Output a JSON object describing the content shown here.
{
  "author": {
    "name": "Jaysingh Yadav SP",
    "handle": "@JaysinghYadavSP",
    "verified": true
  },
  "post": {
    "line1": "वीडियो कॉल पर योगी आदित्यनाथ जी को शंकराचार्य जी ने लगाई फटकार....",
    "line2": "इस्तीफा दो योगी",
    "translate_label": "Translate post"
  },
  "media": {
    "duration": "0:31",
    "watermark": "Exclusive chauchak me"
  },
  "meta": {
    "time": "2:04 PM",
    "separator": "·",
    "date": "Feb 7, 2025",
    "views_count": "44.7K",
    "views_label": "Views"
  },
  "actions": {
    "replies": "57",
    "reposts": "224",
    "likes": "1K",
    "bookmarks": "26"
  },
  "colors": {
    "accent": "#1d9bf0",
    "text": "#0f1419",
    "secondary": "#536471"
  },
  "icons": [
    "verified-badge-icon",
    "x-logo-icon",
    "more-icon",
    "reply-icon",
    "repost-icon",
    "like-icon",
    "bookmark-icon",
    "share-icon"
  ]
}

[Goal]:
Copy every record above exactly as it appears.

[The solution]:
Output a JSON object describing the content shown here.
{
  "author": {
    "name": "Jaysingh Yadav SP",
    "handle": "@JaysinghYadavSP",
    "verified": true
  },
  "post": {
    "line1": "वीडियो कॉल पर योगी आदित्यनाथ जी को शंकराचार्य जी ने लगाई फटकार....",
    "line2": "इस्तीफा दो योगी",
    "translate_label": "Translate post"
  },
  "media": {
    "duration": "0:31",
    "watermark": "Exclusive chauchak me"
  },
  "meta": {
    "time": "2:04 PM",
    "separator": "·",
    "date": "Feb 7, 2025",
    "views_count": "44.7K",
    "views_label": "Views"
  },
  "actions": {
    "replies": "57",
    "reposts": "224",
    "likes": "1K",
    "bookmarks": "26"
  },
  "colors": {
    "accent": "#1d9bf0",
    "text": "#0f1419",
    "secondary": "#536471"
  },
  "icons": [
    "verified-badge-icon",
    "x-logo-icon",
    "more-icon",
    "reply-icon",
    "repost-icon",
    "like-icon",
    "bookmark-icon",
    "share-icon"
  ]
}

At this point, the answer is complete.